╭─ Data lines

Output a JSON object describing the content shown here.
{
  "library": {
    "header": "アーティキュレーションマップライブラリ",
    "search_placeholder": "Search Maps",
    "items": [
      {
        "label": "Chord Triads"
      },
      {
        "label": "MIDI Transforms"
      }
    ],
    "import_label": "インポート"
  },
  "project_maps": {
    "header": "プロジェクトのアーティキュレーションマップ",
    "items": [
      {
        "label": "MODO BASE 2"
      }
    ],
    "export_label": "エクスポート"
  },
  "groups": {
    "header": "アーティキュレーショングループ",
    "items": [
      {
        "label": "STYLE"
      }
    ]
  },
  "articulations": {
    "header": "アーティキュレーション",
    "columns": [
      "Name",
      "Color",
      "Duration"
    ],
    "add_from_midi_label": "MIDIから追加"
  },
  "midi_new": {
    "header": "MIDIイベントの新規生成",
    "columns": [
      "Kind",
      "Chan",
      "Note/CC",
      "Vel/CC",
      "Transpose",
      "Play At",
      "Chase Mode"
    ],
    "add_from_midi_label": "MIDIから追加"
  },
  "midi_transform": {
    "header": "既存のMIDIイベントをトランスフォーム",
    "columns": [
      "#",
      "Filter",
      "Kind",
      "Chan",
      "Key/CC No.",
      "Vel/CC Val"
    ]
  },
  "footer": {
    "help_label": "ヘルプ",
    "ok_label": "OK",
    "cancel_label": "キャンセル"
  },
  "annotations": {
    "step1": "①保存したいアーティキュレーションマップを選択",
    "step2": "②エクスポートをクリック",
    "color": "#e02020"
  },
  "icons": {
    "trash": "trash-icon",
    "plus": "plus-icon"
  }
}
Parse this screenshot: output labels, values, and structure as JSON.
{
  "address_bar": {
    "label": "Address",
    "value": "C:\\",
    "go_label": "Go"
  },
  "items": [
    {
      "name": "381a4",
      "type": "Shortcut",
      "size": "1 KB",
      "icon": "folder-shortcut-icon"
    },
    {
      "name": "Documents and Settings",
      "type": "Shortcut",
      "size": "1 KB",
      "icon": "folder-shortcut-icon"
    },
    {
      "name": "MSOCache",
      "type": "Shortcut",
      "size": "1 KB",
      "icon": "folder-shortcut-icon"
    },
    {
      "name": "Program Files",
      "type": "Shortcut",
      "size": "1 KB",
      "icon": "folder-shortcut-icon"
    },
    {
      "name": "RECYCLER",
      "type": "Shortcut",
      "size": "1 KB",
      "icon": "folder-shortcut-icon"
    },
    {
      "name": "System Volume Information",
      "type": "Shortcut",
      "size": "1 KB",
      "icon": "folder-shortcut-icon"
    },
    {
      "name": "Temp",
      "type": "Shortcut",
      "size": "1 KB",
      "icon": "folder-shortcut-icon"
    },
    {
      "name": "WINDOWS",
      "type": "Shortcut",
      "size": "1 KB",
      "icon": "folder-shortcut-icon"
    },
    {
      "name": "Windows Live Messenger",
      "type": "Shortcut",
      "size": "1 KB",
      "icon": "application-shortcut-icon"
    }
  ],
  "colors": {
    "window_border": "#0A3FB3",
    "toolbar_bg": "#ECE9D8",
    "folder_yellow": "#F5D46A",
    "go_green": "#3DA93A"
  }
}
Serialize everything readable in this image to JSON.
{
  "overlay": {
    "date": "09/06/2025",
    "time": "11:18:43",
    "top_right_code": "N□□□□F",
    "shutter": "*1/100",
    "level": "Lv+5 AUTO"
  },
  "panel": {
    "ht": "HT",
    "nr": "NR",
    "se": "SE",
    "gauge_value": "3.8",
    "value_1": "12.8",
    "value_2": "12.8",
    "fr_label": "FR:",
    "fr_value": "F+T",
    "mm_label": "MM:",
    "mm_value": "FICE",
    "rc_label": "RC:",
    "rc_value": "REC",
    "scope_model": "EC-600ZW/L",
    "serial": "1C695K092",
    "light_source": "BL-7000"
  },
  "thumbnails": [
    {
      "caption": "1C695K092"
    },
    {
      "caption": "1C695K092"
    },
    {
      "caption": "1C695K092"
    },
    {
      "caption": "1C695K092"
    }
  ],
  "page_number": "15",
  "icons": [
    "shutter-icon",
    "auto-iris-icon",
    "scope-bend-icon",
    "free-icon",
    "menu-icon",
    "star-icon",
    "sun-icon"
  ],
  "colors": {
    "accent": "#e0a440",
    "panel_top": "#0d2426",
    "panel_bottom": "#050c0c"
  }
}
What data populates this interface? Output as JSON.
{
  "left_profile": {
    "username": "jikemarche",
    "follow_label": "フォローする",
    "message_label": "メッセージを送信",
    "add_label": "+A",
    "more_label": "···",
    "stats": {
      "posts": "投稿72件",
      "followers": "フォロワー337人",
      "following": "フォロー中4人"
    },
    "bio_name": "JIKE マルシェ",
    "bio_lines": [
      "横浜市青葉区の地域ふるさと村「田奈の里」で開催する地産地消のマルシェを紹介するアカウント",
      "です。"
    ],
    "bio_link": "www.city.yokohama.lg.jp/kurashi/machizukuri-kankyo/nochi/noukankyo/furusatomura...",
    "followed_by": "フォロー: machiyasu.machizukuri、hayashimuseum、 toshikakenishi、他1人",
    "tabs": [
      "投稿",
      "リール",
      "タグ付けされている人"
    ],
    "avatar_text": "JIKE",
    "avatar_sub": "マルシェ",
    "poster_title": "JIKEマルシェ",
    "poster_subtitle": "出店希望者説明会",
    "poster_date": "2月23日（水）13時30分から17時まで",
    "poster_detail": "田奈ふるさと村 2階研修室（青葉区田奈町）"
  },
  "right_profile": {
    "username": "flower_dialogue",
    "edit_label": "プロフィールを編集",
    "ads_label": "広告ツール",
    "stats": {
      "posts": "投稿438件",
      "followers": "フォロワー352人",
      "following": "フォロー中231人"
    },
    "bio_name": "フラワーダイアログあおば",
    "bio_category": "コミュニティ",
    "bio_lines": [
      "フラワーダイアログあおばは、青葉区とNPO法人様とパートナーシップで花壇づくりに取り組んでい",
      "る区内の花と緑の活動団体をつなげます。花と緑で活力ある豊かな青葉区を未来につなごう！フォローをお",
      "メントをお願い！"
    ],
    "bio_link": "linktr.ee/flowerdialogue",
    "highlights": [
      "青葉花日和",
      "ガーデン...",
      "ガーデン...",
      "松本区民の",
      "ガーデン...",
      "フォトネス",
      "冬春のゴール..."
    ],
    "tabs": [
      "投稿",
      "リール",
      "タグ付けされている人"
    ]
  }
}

╰─

Task to complete
Each line above is to be repeated exactly.

Solved problem
Output a JSON object describing the content shown here.
{
  "library": {
    "header": "アーティキュレーションマップライブラリ",
    "search_placeholder": "Search Maps",
    "items": [
      {
        "label": "Chord Triads"
      },
      {
        "label": "MIDI Transforms"
      }
    ],
    "import_label": "インポート"
  },
  "project_maps": {
    "header": "プロジェクトのアーティキュレーションマップ",
    "items": [
      {
        "label": "MODO BASE 2"
      }
    ],
    "export_label": "エクスポート"
  },
  "groups": {
    "header": "アーティキュレーショングループ",
    "items": [
      {
        "label": "STYLE"
      }
    ]
  },
  "articulations": {
    "header": "アーティキュレーション",
    "columns": [
      "Name",
      "Color",
      "Duration"
    ],
    "add_from_midi_label": "MIDIから追加"
  },
  "midi_new": {
    "header": "MIDIイベントの新規生成",
    "columns": [
      "Kind",
      "Chan",
      "Note/CC",
      "Vel/CC",
      "Transpose",
      "Play At",
      "Chase Mode"
    ],
    "add_from_midi_label": "MIDIから追加"
  },
  "midi_transform": {
    "header": "既存のMIDIイベントをトランスフォーム",
    "columns": [
      "#",
      "Filter",
      "Kind",
      "Chan",
      "Key/CC No.",
      "Vel/CC Val"
    ]
  },
  "footer": {
    "help_label": "ヘルプ",
    "ok_label": "OK",
    "cancel_label": "キャンセル"
  },
  "annotations": {
    "step1": "①保存したいアーティキュレーションマップを選択",
    "step2": "②エクスポートをクリック",
    "color": "#e02020"
  },
  "icons": {
    "trash": "trash-icon",
    "plus": "plus-icon"
  }
}
Parse this screenshot: output labels, values, and structure as JSON.
{
  "address_bar": {
    "label": "Address",
    "value": "C:\\",
    "go_label": "Go"
  },
  "items": [
    {
      "name": "381a4",
      "type": "Shortcut",
      "size": "1 KB",
      "icon": "folder-shortcut-icon"
    },
    {
      "name": "Documents and Settings",
      "type": "Shortcut",
      "size": "1 KB",
      "icon": "folder-shortcut-icon"
    },
    {
      "name": "MSOCache",
      "type": "Shortcut",
      "size": "1 KB",
      "icon": "folder-shortcut-icon"
    },
    {
      "name": "Program Files",
      "type": "Shortcut",
      "size": "1 KB",
      "icon": "folder-shortcut-icon"
    },
    {
      "name": "RECYCLER",
      "type": "Shortcut",
      "size": "1 KB",
      "icon": "folder-shortcut-icon"
    },
    {
      "name": "System Volume Information",
      "type": "Shortcut",
      "size": "1 KB",
      "icon": "folder-shortcut-icon"
    },
    {
      "name": "Temp",
      "type": "Shortcut",
      "size": "1 KB",
      "icon": "folder-shortcut-icon"
    },
    {
      "name": "WINDOWS",
      "type": "Shortcut",
      "size": "1 KB",
      "icon": "folder-shortcut-icon"
    },
    {
      "name": "Windows Live Messenger",
      "type": "Shortcut",
      "size": "1 KB",
      "icon": "application-shortcut-icon"
    }
  ],
  "colors": {
    "window_border": "#0A3FB3",
    "toolbar_bg": "#ECE9D8",
    "folder_yellow": "#F5D46A",
    "go_green": "#3DA93A"
  }
}
Serialize everything readable in this image to JSON.
{
  "overlay": {
    "date": "09/06/2025",
    "time": "11:18:43",
    "top_right_code": "N□□□□F",
    "shutter": "*1/100",
    "level": "Lv+5 AUTO"
  },
  "panel": {
    "ht": "HT",
    "nr": "NR",
    "se": "SE",
    "gauge_value": "3.8",
    "value_1": "12.8",
    "value_2": "12.8",
    "fr_label": "FR:",
    "fr_value": "F+T",
    "mm_label": "MM:",
    "mm_value": "FICE",
    "rc_label": "RC:",
    "rc_value": "REC",
    "scope_model": "EC-600ZW/L",
    "serial": "1C695K092",
    "light_source": "BL-7000"
  },
  "thumbnails": [
    {
      "caption": "1C695K092"
    },
    {
      "caption": "1C695K092"
    },
    {
      "caption": "1C695K092"
    },
    {
      "caption": "1C695K092"
    }
  ],
  "page_number": "15",
  "icons": [
    "shutter-icon",
    "auto-iris-icon",
    "scope-bend-icon",
    "free-icon",
    "menu-icon",
    "star-icon",
    "sun-icon"
  ],
  "colors": {
    "accent": "#e0a440",
    "panel_top": "#0d2426",
    "panel_bottom": "#050c0c"
  }
}
What data populates this interface? Output as JSON.
{
  "left_profile": {
    "username": "jikemarche",
    "follow_label": "フォローする",
    "message_label": "メッセージを送信",
    "add_label": "+A",
    "more_label": "···",
    "stats": {
      "posts": "投稿72件",
      "followers": "フォロワー337人",
      "following": "フォロー中4人"
    },
    "bio_name": "JIKE マルシェ",
    "bio_lines": [
      "横浜市青葉区の地域ふるさと村「田奈の里」で開催する地産地消のマルシェを紹介するアカウント",
      "です。"
    ],
    "bio_link": "www.city.yokohama.lg.jp/kurashi/machizukuri-kankyo/nochi/noukankyo/furusatomura...",
    "followed_by": "フォロー: machiyasu.machizukuri、hayashimuseum、 toshikakenishi、他1人",
    "tabs": [
      "投稿",
      "リール",
      "タグ付けされている人"
    ],
    "avatar_text": "JIKE",
    "avatar_sub": "マルシェ",
    "poster_title": "JIKEマルシェ",
    "poster_subtitle": "出店希望者説明会",
    "poster_date": "2月23日（水）13時30分から17時まで",
    "poster_detail": "田奈ふるさと村 2階研修室（青葉区田奈町）"
  },
  "right_profile": {
    "username": "flower_dialogue",
    "edit_label": "プロフィールを編集",
    "ads_label": "広告ツール",
    "stats": {
      "posts": "投稿438件",
      "followers": "フォロワー352人",
      "following": "フォロー中231人"
    },
    "bio_name": "フラワーダイアログあおば",
    "bio_category": "コミュニティ",
    "bio_lines": [
      "フラワーダイアログあおばは、青葉区とNPO法人様とパートナーシップで花壇づくりに取り組んでい",
      "る区内の花と緑の活動団体をつなげます。花と緑で活力ある豊かな青葉区を未来につなごう！フォローをお",
      "メントをお願い！"
    ],
    "bio_link": "linktr.ee/flowerdialogue",
    "highlights": [
      "青葉花日和",
      "ガーデン...",
      "ガーデン...",
      "松本区民の",
      "ガーデン...",
      "フォトネス",
      "冬春のゴール..."
    ],
    "tabs": [
      "投稿",
      "リール",
      "タグ付けされている人"
    ]
  }
}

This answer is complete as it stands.